PROVIDED PASSAGE |
-- Begin --

External Memory Tree Data Structures
External Memory Tree Data Structures
In this section we consider the basic online EM data structures for storing and querying spatial data in one dimension. The dictionary problem is an important special case, which can be solved efficiently in the average case by use of hashing. However, hashing does not support sequential search in a natural way, such as retrieving all the items with key value in a specified range. Some clever work has been done on order-preserving hash functions, in which items with sequential keys are stored in the same block or in adjacent blocks, but the search performance is less robust and tends to deteriorate because of unwanted collisions. (See [56, 124] for a survey.)
A more effective EM approach for geometric queries is to use multiway trees, which we explore in this section. For illustration, we use orthogonal range search as our canonical problem. It is a fundamental database primitive in spatial databases and geographic information systems (GIS), and it includes dictionary lookup as a special case. A range query, for a given d-dimensional rectangle, returns all the points in the interior of the rectangle. Other types of spatial queries include point location queries, ray shooting queries, nearest neighbor queries, and intersection queries, but for brevity we restrict our attention primarily to range searching.
Spatial data structures tend to be of two types: space-driven or data-driven. Quad trees and grid files are space-driven since they are based upon a partitioning of the embedding space, somewhat akin to using order-preserving hash functions, whereas methods like R- trees and kd-trees are organized by partitioning the data items themselves. We shall discuss primarily the latter type in this chapter.

-- End --

MATERIAL PROVIDED |

-- Begin --

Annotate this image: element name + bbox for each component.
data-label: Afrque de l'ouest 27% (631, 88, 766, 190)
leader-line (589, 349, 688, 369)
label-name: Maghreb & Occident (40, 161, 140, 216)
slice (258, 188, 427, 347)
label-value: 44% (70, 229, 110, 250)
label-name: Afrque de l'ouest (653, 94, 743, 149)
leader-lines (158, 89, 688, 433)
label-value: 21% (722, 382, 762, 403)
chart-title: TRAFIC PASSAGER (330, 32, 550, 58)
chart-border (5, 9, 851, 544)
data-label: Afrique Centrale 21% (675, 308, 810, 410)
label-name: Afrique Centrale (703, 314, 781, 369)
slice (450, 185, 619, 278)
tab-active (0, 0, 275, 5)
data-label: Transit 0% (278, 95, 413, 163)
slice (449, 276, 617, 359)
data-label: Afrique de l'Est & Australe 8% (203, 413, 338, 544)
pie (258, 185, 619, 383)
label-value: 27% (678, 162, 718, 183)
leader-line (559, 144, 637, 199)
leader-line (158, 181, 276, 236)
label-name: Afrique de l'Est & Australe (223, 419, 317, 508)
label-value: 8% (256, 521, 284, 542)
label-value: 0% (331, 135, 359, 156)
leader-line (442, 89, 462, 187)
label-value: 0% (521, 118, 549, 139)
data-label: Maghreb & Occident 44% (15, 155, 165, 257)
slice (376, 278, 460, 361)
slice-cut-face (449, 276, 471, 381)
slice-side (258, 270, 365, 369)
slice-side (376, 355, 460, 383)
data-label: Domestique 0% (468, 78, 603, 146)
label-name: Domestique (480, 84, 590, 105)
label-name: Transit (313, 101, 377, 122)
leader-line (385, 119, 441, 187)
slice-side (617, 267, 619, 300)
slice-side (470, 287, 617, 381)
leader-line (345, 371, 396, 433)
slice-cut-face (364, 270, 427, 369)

-- End --

WHAT YOU HAVE TO DO | Please continue the passage on external memory tree data structures, starting right after its final sentence.

WRITTEN REPLY |
B-trees and Variants
Tree-based data structures arise naturally in the online setting, in which the data can be updated and queries must be processed immediately. Binary trees have a host of applications in the (internal memory) RAM model. In order to exploit block transfer, trees in external memory generally use a block for each node, which can store Θ(B) pointers and data values. The well-known balanced multiway B-tree due to Bayer and McCreight [25, 43, 77] is the most widely used nontrivial EM data structure. The degree of each node in the B-tree (with the exception of the root) is required to be Θ(B), which guarantees that the height of a B-tree storing N items is roughly logB N . B-trees support dynamic dictionary operations and one-dimensional range search optimally in linear space, O(logB N ) I/Os per insert or delete, and O(logB N + z) I/Os per query, where Z = zB is the number of items output. When a node overflows during an insertion, it splits into two half-full nodes, and if the splitting causes the parent node to overflow, the parent node splits, and so on. Splittings can thus propagate up to the root, which is how the tree grows in height. Deletions are handled in a symmetric way by merging nodes.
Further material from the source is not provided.